[Exercise requirements]:
**1.** In the factorization solutions below, what common factor does part (iv) give for 2x, 3x^2 and 4?
**2.** Print the part of the factorization solutions from "Written by Team" up to and including "the given terms.".

[Passage for review]:
# NCERT Solutions for Class 8 Maths Chapter 14 Factorization

Written by Team Trustudies
Updated at 2021-05-07

## NCERT solutions for class 8 Maths Chapter 14 Factorization Exercise 14.1

1.Find the common factors of the given terms.
(i) $$12x, 36$$

(ii) $$2y, 22xy$$

(iii)$$14pq, 28p^2q^2$$

(iv)$$2x, 3x^2, 4$$

(v) $$6abc, 24ab^2, 12a^2b$$

(vi) $$16x^3, -4x^2, 32x$$

(vii) $$10pq, 20qr, 30rp$$

(viii) $$3x^2y^3, 10x^3y^2, 6x^2y^2z$$

NCERT Solutions for Class 8 Maths Chapter 14 Factorization

(i) Given:12x, 36

$$=(2 \times 2 \times 3 \times x) and (2 \times 2 \times3 \times 3)$$

So we have the common factors are $$2 \times 2 \times 3 = 12$$

Hence, the common factor = 12

(ii) Given that: 2y, 22xy

$$= (2 \times y) and (2 \times 11 \times x \times y)$$

We have the common factors are $$2 \times y = 2y$$

Hence, the common factor = 2y

(iii) Given that: $$14pq, 28p^2q^2$$

$$= (2 \times 7 \times p \times q) and (2 \times 2 \times 7 \times p \times p \times q \times q)$$

So, we have the common factors are $$2 \times 7 \times p \times q = 14pq$$

Hence, the common factor = 14pq

(iv) Given that:$$2x, 3x^2, 4$$

$$= (2 \times x), (3 \times x \times x)$$ and $$(2 \times 2)$$

We have the common factor as 1

Hence, the common factor = 1 [∵ 1 is a factor of every number]

(v)Given that: $$abc, 24ab^2, 12a^2b$$

$$= (2 \times 3 \times a \times b \times c), (2 \times 2 \times 2 \times 3 \times a \times b \times b)$$ and $$(2 \times 2 \times 3 \times a \times a \times b)$$

So, we have the common factors are $$2 \times 3 \times a \times b = 6ab$$

Hence, the common factor = 6ab

(vi) Given that:$$16x^3, -4x^2, 32x$$

$$= (2 \times 2 \times 2 \times 2 \times x \times x \times x), -(2 \times 2 \times x \times x), (2 \times 2 \times 2 \times 2 \times 2 \times x)$$

We have the common factors are $$2 \times 2 \times x = 4x$$

Hence, the common factor = 4x

(vii)Given that: 10pq, 20qr, 30rp

$$= (2 \times 5 \times p \times q), (2 \times 2 \times 5 \times q \times r), (2 \times 3 \times 5 \times r \times p)$$

So,we have common factors are $$2 \times 5 = 10$$

Hence, the common factor = 10

(viii) Given that:$$3x^2y^2, 10x^3y^2, 6x^2y^2z$$

$$= (3 \times x \times x \times y \times y), (2 \times 5 \times x \times x \times x \times y \times y), (2 \times 3 \times x \times x \times y \times y \times z)$$

So, the common factors are $$x \times x \times y \times y = x^2y^2$$

Hence, the common factor = $$x^2y^2$$.

[Data supplied]:
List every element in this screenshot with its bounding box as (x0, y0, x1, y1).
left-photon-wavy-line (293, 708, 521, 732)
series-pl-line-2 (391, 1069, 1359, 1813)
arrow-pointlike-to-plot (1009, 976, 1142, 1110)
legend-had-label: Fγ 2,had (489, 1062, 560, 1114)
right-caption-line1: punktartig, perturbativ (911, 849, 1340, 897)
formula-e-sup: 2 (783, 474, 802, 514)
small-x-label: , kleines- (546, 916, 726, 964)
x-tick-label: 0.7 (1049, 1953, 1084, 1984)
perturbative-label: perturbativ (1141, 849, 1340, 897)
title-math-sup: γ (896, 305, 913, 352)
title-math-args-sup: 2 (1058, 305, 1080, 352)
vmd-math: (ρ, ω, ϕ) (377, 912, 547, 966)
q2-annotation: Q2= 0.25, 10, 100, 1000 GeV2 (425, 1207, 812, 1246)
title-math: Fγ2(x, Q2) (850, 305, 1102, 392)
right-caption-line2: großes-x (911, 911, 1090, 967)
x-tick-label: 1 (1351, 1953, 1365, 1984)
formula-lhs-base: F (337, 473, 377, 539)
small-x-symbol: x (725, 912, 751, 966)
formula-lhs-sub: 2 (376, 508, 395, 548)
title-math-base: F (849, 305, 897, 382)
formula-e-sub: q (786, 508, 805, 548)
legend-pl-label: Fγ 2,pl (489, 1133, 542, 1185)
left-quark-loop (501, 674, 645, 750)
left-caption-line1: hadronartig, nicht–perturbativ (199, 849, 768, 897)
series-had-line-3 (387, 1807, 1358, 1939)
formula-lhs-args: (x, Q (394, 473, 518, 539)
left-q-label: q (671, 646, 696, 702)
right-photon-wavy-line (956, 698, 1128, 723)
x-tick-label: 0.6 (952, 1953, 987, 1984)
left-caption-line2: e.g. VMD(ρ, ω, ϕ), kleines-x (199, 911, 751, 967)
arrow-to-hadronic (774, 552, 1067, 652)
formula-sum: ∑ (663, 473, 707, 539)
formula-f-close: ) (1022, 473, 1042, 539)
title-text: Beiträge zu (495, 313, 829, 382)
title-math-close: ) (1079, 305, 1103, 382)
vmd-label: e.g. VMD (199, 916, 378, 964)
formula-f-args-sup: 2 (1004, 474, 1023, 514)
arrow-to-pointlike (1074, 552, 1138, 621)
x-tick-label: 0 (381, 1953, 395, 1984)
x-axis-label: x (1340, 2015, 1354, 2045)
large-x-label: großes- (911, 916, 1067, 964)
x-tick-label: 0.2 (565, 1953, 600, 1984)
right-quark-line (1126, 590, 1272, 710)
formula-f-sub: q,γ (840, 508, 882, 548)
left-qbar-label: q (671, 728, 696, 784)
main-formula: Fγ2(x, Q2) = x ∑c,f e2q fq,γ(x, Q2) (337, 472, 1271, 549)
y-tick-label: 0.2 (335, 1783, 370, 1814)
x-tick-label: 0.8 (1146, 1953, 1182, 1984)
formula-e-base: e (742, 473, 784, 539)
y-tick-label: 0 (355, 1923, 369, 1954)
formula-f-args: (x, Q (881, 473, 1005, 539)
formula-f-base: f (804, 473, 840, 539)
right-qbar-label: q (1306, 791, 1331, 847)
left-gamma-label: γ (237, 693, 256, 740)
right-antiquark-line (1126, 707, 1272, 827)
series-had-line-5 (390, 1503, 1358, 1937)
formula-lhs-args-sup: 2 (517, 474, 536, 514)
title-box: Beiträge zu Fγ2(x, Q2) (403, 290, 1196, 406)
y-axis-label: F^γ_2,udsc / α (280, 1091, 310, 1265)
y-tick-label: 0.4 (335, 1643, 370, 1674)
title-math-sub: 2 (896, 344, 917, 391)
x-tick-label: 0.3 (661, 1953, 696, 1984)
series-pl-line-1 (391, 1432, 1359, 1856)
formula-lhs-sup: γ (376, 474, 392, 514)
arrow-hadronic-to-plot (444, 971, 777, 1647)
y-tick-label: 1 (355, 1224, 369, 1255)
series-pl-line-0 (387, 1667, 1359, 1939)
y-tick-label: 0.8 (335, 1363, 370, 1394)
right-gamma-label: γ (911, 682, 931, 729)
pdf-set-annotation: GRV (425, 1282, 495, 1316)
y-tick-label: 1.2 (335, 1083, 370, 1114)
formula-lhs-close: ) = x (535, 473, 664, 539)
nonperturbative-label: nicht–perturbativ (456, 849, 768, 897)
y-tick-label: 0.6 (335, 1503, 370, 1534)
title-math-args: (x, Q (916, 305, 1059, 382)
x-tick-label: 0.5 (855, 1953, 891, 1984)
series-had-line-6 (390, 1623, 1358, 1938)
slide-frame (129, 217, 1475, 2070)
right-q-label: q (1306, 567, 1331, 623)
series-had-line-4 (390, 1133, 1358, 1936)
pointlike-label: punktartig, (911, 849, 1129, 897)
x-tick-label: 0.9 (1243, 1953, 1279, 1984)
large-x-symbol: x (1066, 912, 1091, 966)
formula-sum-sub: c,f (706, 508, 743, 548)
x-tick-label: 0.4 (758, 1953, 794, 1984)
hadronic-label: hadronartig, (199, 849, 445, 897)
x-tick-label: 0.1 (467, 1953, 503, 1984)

[Task-by-task results]:
**1.** 1

**2.**
Written by Team Trustudies
Updated at 2021-05-07

## NCERT solutions for class 8 Maths Chapter 14 Factorization Exercise 14.1

1.Find the common factors of the given terms.